**DATA TO USE:**

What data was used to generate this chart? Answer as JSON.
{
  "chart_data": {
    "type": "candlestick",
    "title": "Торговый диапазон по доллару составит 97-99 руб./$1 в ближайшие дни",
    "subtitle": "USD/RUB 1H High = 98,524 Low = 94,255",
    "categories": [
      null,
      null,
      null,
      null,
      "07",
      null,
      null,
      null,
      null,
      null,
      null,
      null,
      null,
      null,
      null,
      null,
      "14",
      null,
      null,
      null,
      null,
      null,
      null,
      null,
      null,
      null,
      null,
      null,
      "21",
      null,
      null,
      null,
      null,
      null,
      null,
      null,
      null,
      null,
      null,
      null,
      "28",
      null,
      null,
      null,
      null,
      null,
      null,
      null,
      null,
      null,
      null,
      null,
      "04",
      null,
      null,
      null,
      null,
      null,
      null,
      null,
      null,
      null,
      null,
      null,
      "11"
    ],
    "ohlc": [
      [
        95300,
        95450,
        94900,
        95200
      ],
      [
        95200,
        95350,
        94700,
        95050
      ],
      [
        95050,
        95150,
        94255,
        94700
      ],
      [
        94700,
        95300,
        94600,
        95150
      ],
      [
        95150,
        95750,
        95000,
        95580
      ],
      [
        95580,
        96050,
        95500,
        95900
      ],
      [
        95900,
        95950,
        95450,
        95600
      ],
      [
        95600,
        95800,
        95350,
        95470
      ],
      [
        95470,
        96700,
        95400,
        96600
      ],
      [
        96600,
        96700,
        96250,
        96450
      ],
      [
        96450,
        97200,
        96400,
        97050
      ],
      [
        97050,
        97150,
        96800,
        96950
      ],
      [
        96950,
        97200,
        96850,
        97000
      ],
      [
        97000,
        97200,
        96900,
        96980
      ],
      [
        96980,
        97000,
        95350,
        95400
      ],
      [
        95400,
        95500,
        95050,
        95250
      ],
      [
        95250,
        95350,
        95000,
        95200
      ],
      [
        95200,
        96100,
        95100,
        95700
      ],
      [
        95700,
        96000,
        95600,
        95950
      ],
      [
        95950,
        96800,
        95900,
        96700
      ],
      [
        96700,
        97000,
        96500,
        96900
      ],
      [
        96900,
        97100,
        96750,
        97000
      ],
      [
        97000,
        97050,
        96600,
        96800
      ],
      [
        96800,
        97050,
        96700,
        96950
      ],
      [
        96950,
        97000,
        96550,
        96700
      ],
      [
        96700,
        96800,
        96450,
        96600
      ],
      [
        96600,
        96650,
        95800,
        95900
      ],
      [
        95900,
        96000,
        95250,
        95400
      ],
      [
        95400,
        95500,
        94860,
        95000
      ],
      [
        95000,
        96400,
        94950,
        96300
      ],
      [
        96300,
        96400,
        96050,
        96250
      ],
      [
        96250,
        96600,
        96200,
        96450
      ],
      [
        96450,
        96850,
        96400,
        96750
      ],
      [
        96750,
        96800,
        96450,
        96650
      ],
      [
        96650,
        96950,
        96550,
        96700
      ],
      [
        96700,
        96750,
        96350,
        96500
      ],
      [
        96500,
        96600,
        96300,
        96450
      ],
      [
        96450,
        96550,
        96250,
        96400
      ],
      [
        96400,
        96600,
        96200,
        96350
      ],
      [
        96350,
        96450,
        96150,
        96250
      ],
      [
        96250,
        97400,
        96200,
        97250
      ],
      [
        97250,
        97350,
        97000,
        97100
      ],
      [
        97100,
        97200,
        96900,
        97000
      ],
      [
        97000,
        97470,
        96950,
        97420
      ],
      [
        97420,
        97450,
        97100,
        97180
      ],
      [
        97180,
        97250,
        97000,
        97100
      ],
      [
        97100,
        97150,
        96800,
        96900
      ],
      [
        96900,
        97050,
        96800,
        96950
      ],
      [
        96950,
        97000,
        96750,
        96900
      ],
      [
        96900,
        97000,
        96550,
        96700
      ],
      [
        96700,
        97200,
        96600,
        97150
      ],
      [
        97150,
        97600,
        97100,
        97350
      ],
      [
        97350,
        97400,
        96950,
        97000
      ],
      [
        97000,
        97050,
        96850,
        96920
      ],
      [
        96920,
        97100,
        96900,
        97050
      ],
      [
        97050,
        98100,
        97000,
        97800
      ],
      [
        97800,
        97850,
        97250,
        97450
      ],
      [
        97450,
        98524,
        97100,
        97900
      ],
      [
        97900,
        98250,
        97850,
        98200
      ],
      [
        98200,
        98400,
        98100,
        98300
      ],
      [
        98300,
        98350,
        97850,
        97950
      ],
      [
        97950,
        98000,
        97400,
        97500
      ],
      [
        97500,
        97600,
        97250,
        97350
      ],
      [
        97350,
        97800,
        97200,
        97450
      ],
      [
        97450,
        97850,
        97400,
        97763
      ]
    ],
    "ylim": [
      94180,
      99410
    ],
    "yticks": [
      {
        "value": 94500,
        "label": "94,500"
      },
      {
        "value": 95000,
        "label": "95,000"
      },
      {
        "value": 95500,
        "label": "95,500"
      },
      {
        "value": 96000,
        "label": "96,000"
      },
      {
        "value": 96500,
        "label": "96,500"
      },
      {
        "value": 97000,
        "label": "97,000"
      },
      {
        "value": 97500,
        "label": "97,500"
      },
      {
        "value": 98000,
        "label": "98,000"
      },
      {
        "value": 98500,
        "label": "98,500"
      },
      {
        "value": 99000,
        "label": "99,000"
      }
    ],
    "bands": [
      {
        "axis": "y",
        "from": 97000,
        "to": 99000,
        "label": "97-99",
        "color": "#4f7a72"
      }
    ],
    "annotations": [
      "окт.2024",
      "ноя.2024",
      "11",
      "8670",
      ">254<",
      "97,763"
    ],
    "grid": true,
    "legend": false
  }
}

**PROBLEM STATEMENT:** Copy out each line of the records that holds the string "label".

**TASK SOLUTION:**
        "label": "94,500"
        "label": "95,000"
        "label": "95,500"
        "label": "96,000"
        "label": "96,500"
        "label": "97,000"
        "label": "97,500"
        "label": "98,000"
        "label": "98,500"
        "label": "99,000"
        "label": "97-99",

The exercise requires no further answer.